- _Exercise brief_
Can you output the material below as a numbered list that starts at the line containing "ref-102: 102 [645,300,733,361]" and runs through the line containing "start-label: START [347,132,498,186]", skipping any blank lines?

- _Data shown_
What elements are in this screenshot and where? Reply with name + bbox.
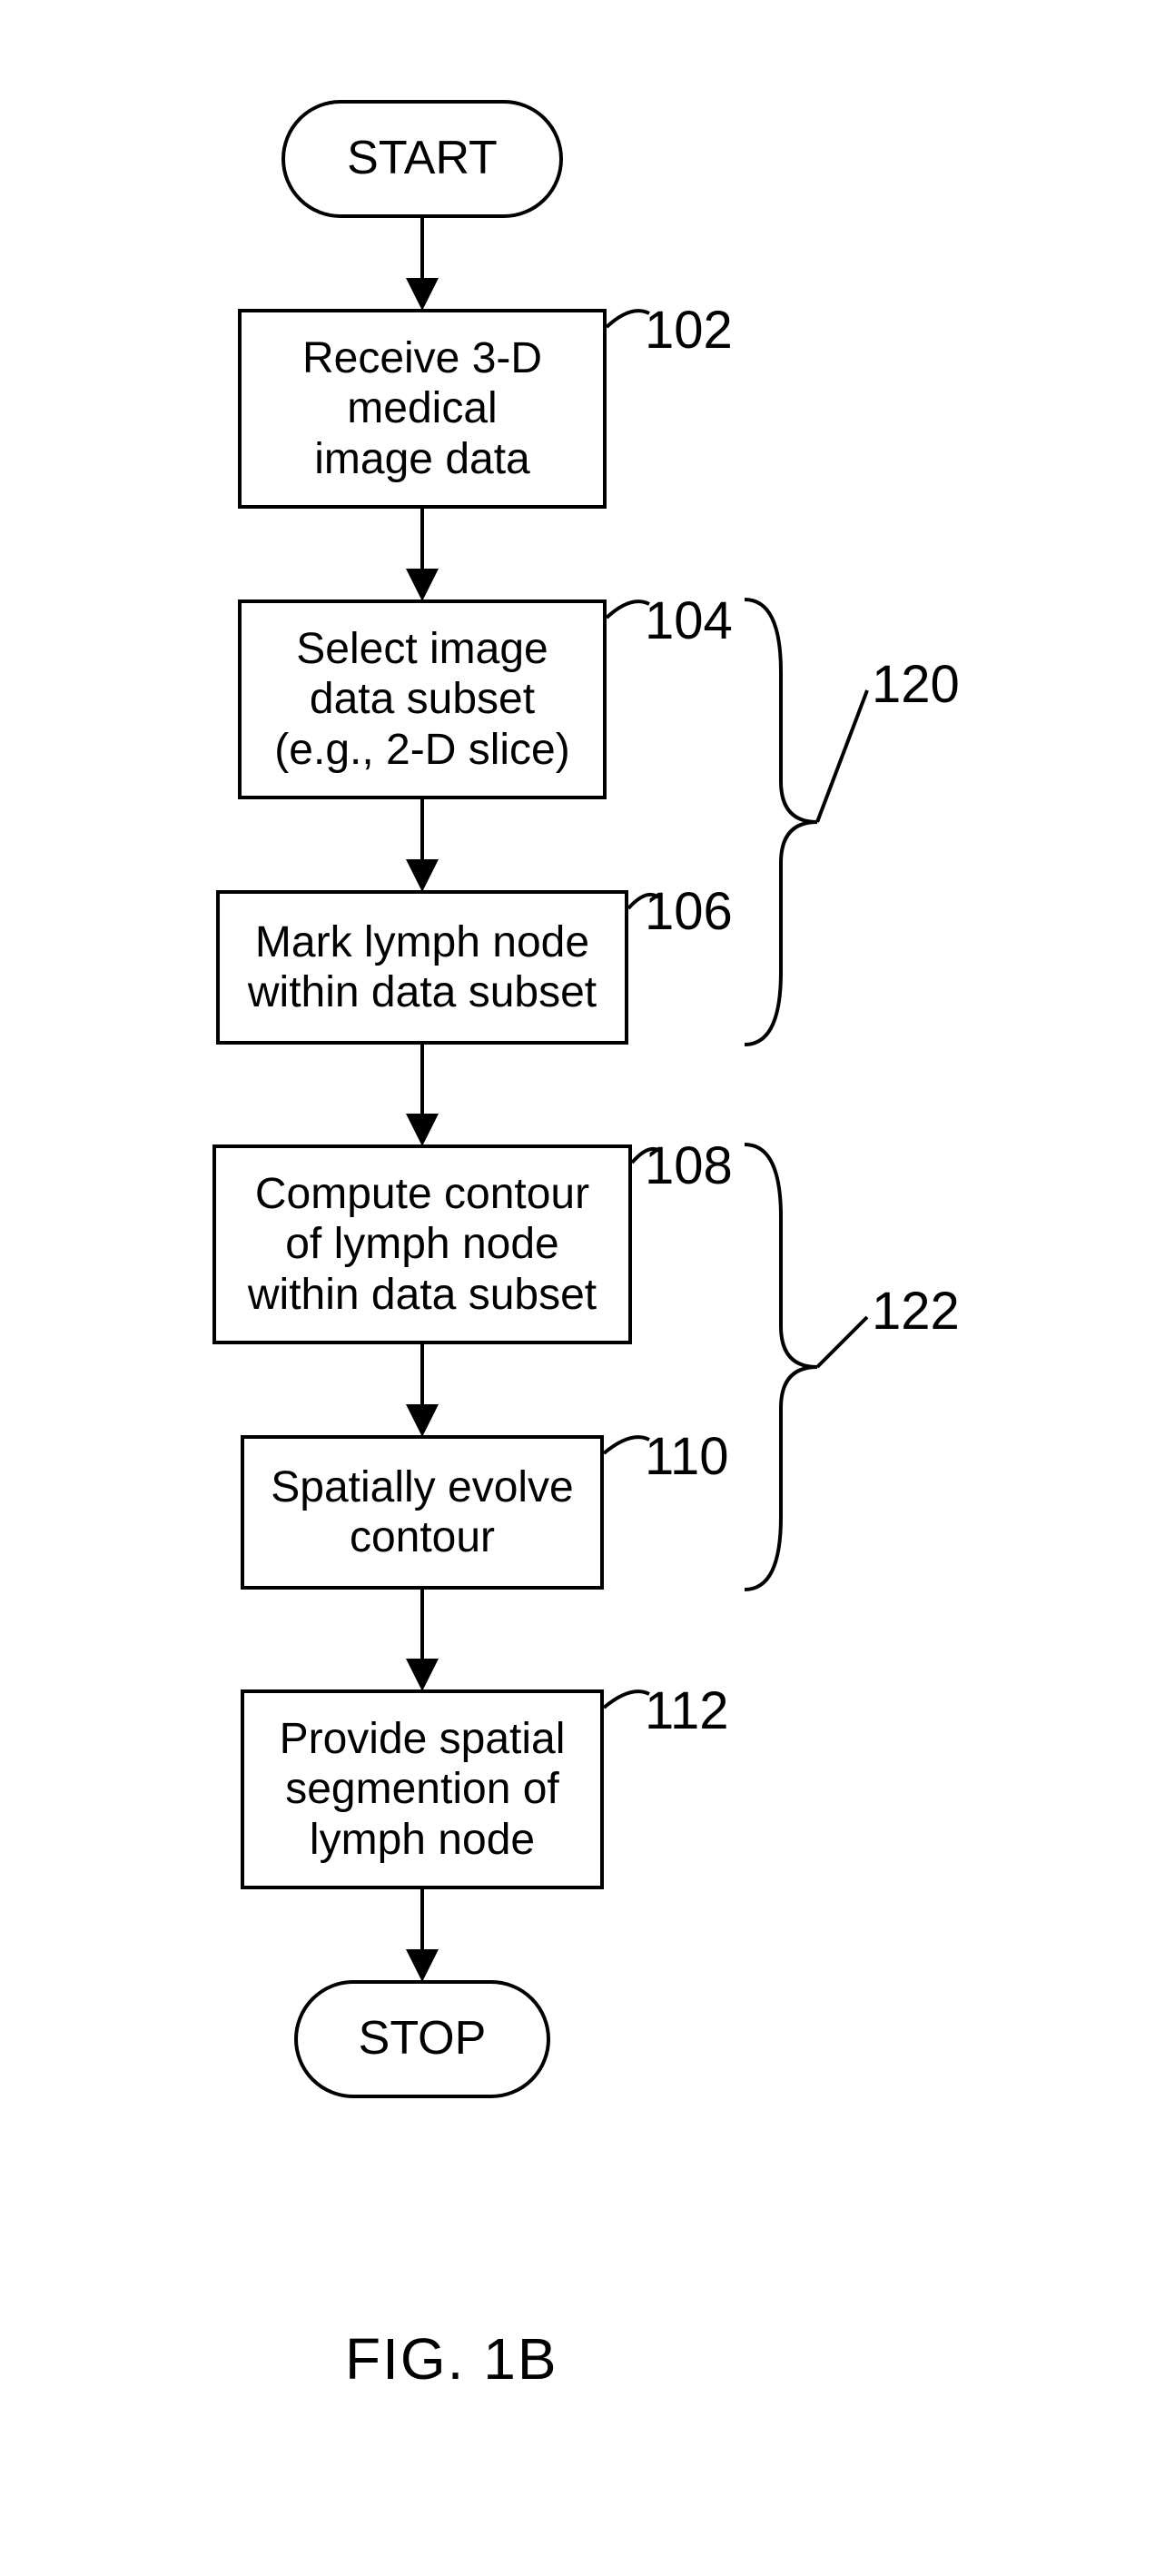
ref-102: 102 [645,300,733,361]
process-106: Mark lymph node within data subset [216,890,628,1045]
ref-108: 108 [645,1135,733,1196]
terminator-stop: STOP [294,1980,550,2098]
start-label: START [347,132,498,186]
process-102-label: Receive 3-D medical image data [302,333,542,484]
ref-106: 106 [645,881,733,942]
process-112: Provide spatial segmention of lymph node [241,1689,604,1889]
process-112-label: Provide spatial segmention of lymph node [280,1714,566,1865]
process-110-label: Spatially evolve contour [271,1462,574,1562]
terminator-start: START [281,100,563,218]
ref-104: 104 [645,590,733,651]
ref-110: 110 [645,1426,728,1487]
ref-112: 112 [645,1680,728,1741]
flowchart-canvas: START Receive 3-D medical image data 102… [0,0,1165,2576]
stop-label: STOP [359,2012,487,2066]
ref-122: 122 [872,1281,960,1342]
figure-title: FIG. 1B [345,2325,558,2393]
process-106-label: Mark lymph node within data subset [248,917,597,1017]
ref-120: 120 [872,654,960,715]
process-104: Select image data subset (e.g., 2-D slic… [238,599,607,799]
process-104-label: Select image data subset (e.g., 2-D slic… [274,624,569,775]
process-108: Compute contour of lymph node within dat… [212,1144,632,1344]
process-108-label: Compute contour of lymph node within dat… [248,1169,597,1320]
process-102: Receive 3-D medical image data [238,309,607,509]
process-110: Spatially evolve contour [241,1435,604,1590]
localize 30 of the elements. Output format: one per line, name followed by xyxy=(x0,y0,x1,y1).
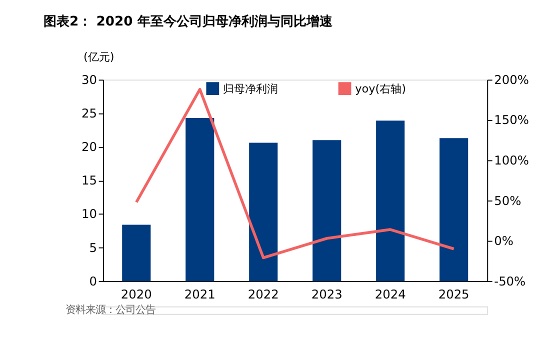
x-tick-label: 2025 xyxy=(438,287,470,302)
y2-tick-label: 100% xyxy=(494,153,529,168)
y-axis-title: (亿元) xyxy=(83,50,114,64)
y-tick-label: 10 xyxy=(81,207,97,222)
y-tick-label: 30 xyxy=(81,72,97,87)
y-tick-label: 15 xyxy=(81,174,97,188)
bar xyxy=(440,138,468,282)
bar xyxy=(122,224,151,282)
y-tick-label: 5 xyxy=(89,240,97,255)
x-tick-label: 2020 xyxy=(120,287,152,302)
y-tick-label: 0 xyxy=(89,274,97,288)
x-tick-label: 2022 xyxy=(248,287,279,302)
y2-tick-label: -50% xyxy=(494,274,526,288)
x-tick-label: 2024 xyxy=(374,287,406,302)
text: 资料来源：公司公告 xyxy=(66,304,156,316)
legend-label: 归母净利润 xyxy=(222,82,278,96)
bar xyxy=(312,140,342,282)
x-tick-label: 2021 xyxy=(184,287,216,302)
y2-tick-label: 150% xyxy=(494,113,529,128)
y-tick-label: 25 xyxy=(81,106,97,120)
y2-tick-label: 200% xyxy=(494,72,529,87)
bar xyxy=(186,118,214,282)
y2-tick-label: 50% xyxy=(494,194,522,208)
x-tick-label: 2023 xyxy=(311,287,342,302)
y2-tick-label: 0% xyxy=(494,234,514,248)
bar xyxy=(376,120,405,282)
y-tick-label: 20 xyxy=(81,140,97,154)
legend-label: yoy(右轴) xyxy=(355,82,406,96)
chart-title: 图表2： 2020 年至今公司归母净利润与同比增速 xyxy=(44,13,334,30)
bar xyxy=(249,142,278,282)
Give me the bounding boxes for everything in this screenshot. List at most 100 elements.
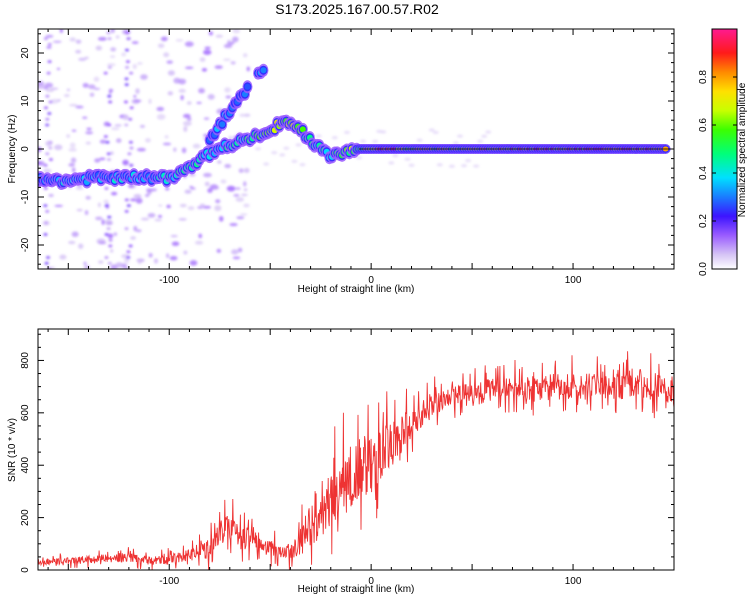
noise-speck (473, 164, 480, 168)
noise-speck (84, 56, 89, 60)
noise-speck (148, 98, 152, 104)
noise-speck (157, 43, 165, 49)
noise-column-speck (103, 135, 108, 138)
noise-speck (145, 138, 151, 143)
noise-speck (116, 138, 122, 143)
noise-column-speck (104, 186, 109, 190)
colorbar-gradient (712, 29, 737, 269)
heatmap-noise-layer (38, 29, 492, 269)
noise-column-speck (104, 204, 109, 208)
noise-speck (169, 256, 178, 261)
noise-speck (236, 216, 245, 220)
colorbar: 0.0 0.2 0.4 0.6 0.8 Normalized spectral ampl… (698, 28, 748, 276)
noise-speck (343, 130, 350, 134)
noise-speck (175, 39, 184, 42)
noise-speck (59, 29, 63, 34)
noise-speck (203, 49, 212, 55)
noise-speck (231, 249, 239, 255)
noise-column-speck (126, 250, 131, 254)
colorbar-tick-label: 0.8 (698, 70, 709, 84)
noise-speck (214, 65, 223, 69)
noise-column-speck (129, 71, 134, 75)
heatmap-y-axis-label: Frequency (Hz) (7, 115, 18, 184)
noise-speck (138, 258, 142, 265)
y-tick-label: -20 (20, 237, 31, 252)
noise-column-speck (123, 100, 128, 104)
spectral-blob-core (260, 67, 267, 74)
noise-column-speck (128, 244, 133, 248)
heatmap-x-axis-label: Height of straight line (km) (298, 284, 415, 295)
noise-speck (246, 66, 250, 72)
noise-speck (198, 233, 203, 239)
noise-speck (97, 202, 101, 208)
y-tick-label: 600 (20, 404, 31, 421)
noise-speck (465, 159, 472, 163)
noise-speck (69, 142, 76, 149)
noise-speck (227, 39, 231, 45)
heatmap-blobs (38, 63, 671, 191)
noise-column-speck (45, 152, 50, 156)
noise-column-speck (124, 83, 129, 87)
noise-column-speck (48, 158, 53, 161)
noise-speck (69, 37, 76, 42)
noise-speck (230, 61, 236, 65)
noise-speck (101, 219, 105, 226)
noise-speck (95, 216, 103, 221)
noise-speck (187, 206, 195, 211)
x-tick-label: 0 (368, 576, 374, 587)
noise-speck (52, 40, 62, 43)
noise-speck (88, 84, 96, 90)
noise-speck (66, 134, 71, 138)
noise-column-speck (129, 146, 134, 150)
noise-speck (181, 147, 187, 154)
noise-speck (198, 87, 205, 94)
noise-speck (50, 98, 59, 104)
snr-x-axis-label: Height of straight line (km) (298, 584, 415, 595)
noise-speck (165, 187, 170, 191)
noise-speck (432, 130, 439, 134)
noise-speck (133, 95, 137, 98)
noise-column-speck (106, 227, 111, 231)
noise-speck (131, 41, 139, 45)
noise-speck (153, 258, 159, 264)
noise-speck (204, 46, 211, 50)
noise-speck (279, 153, 286, 157)
noise-column-speck (107, 37, 112, 40)
noise-column-speck (104, 256, 109, 259)
noise-speck (95, 45, 103, 51)
noise-speck (295, 143, 302, 147)
noise-speck (243, 188, 248, 192)
noise-speck (114, 124, 122, 127)
noise-speck (283, 146, 290, 150)
noise-column-speck (124, 77, 129, 81)
noise-speck (128, 184, 135, 189)
noise-speck (122, 114, 129, 121)
noise-speck (255, 147, 262, 151)
noise-speck (167, 91, 174, 96)
x-tick-label: -100 (159, 275, 179, 286)
colorbar-ticks: 0.0 0.2 0.4 0.6 0.8 (698, 70, 737, 276)
noise-speck (331, 136, 338, 140)
colorbar-tick-label: 0.6 (698, 118, 709, 132)
noise-speck (184, 41, 194, 47)
noise-speck (224, 164, 232, 169)
noise-column-speck (126, 204, 131, 208)
noise-speck (178, 78, 187, 85)
noise-speck (199, 203, 206, 207)
noise-speck (110, 191, 118, 196)
noise-speck (215, 186, 219, 190)
y-tick-label: 400 (20, 456, 31, 473)
noise-speck (436, 163, 443, 167)
noise-speck (156, 114, 166, 120)
noise-speck (242, 53, 248, 58)
noise-speck (68, 148, 78, 152)
noise-speck (233, 194, 240, 197)
noise-speck (215, 34, 224, 38)
noise-speck (183, 126, 188, 133)
noise-speck (179, 203, 187, 208)
colorbar-tick-label: 0.4 (698, 166, 709, 180)
noise-speck (178, 218, 187, 221)
noise-speck (215, 199, 221, 204)
noise-speck (85, 195, 91, 200)
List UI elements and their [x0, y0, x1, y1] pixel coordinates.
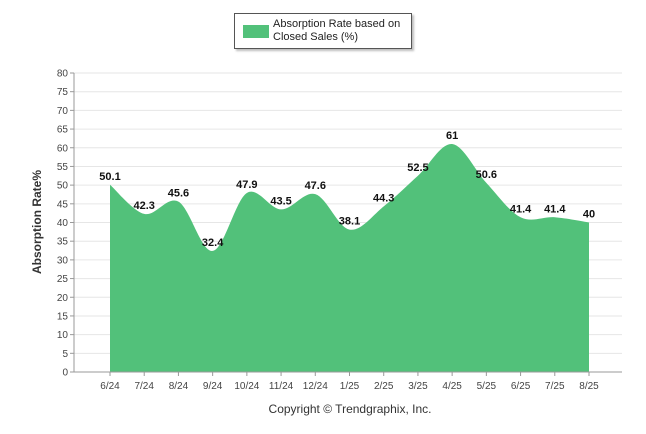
data-label: 50.1	[99, 171, 120, 183]
y-tick-label: 25	[57, 274, 69, 285]
x-tick-label: 7/25	[545, 381, 565, 392]
y-tick-label: 45	[57, 199, 69, 210]
x-tick-label: 11/24	[269, 381, 294, 392]
copyright-text: Copyright © Trendgraphix, Inc.	[268, 402, 432, 416]
x-tick-label: 9/24	[203, 381, 223, 392]
data-label: 43.5	[270, 195, 291, 207]
legend: Absorption Rate based on Closed Sales (%…	[234, 13, 412, 49]
data-label: 50.6	[476, 169, 497, 181]
data-label: 38.1	[339, 216, 360, 228]
x-tick-label: 4/25	[442, 381, 462, 392]
data-label: 44.3	[373, 192, 394, 204]
data-label: 41.4	[544, 203, 566, 215]
data-label: 40	[583, 209, 595, 221]
data-label: 47.9	[236, 179, 257, 191]
y-axis-ticks: 0 5 10 15 20 25 30 35 40 45 50 55 60 65 70 75 80	[57, 69, 74, 379]
y-tick-label: 15	[57, 311, 69, 322]
y-tick-label: 80	[57, 69, 69, 80]
y-tick-label: 75	[57, 87, 69, 98]
legend-swatch	[243, 25, 269, 38]
x-tick-label: 3/25	[408, 381, 428, 392]
x-tick-label: 8/25	[579, 381, 599, 392]
y-tick-label: 50	[57, 181, 69, 192]
y-tick-label: 55	[57, 162, 69, 173]
y-tick-label: 20	[57, 293, 69, 304]
x-tick-label: 10/24	[234, 381, 259, 392]
x-tick-label: 5/25	[477, 381, 497, 392]
y-tick-label: 60	[57, 143, 69, 154]
y-axis-label: Absorption Rate%	[30, 170, 44, 274]
x-tick-label: 12/24	[303, 381, 328, 392]
x-tick-label: 1/25	[340, 381, 360, 392]
y-tick-label: 70	[57, 106, 69, 117]
data-label: 47.6	[305, 180, 326, 192]
x-tick-label: 2/25	[374, 381, 394, 392]
x-tick-label: 7/24	[134, 381, 154, 392]
y-tick-label: 65	[57, 125, 69, 136]
data-label: 45.6	[168, 188, 189, 200]
legend-label: Absorption Rate based on Closed Sales (%…	[273, 18, 401, 43]
data-label: 61	[446, 130, 458, 142]
y-tick-label: 30	[57, 255, 69, 266]
x-tick-label: 6/25	[511, 381, 531, 392]
y-tick-label: 40	[57, 218, 69, 229]
series-area	[110, 143, 589, 372]
data-label: 42.3	[134, 200, 155, 212]
data-labels: 50.1 42.3 45.6 32.4 47.9 43.5 47.6 38.1 44.3 52.5…	[99, 130, 595, 249]
y-tick-label: 0	[62, 368, 68, 379]
x-tick-label: 8/24	[169, 381, 189, 392]
y-tick-label: 35	[57, 237, 69, 248]
x-axis-ticks: 6/24 7/24 8/24 9/24 10/24 11/24 12/24 1/25 2/25 3…	[100, 372, 599, 392]
y-tick-label: 10	[57, 330, 69, 341]
y-tick-label: 5	[62, 349, 68, 360]
data-label: 41.4	[510, 203, 532, 215]
data-label: 52.5	[407, 162, 428, 174]
data-label: 32.4	[202, 237, 224, 249]
x-tick-label: 6/24	[100, 381, 120, 392]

- _Expected answer_
1. ref-102: 102 [645,300,733,361]
2. process-106: Mark lymph node within data subset [216,890,628,1045]
3. ref-108: 108 [645,1135,733,1196]
4. terminator-stop: STOP [294,1980,550,2098]
5. start-label: START [347,132,498,186]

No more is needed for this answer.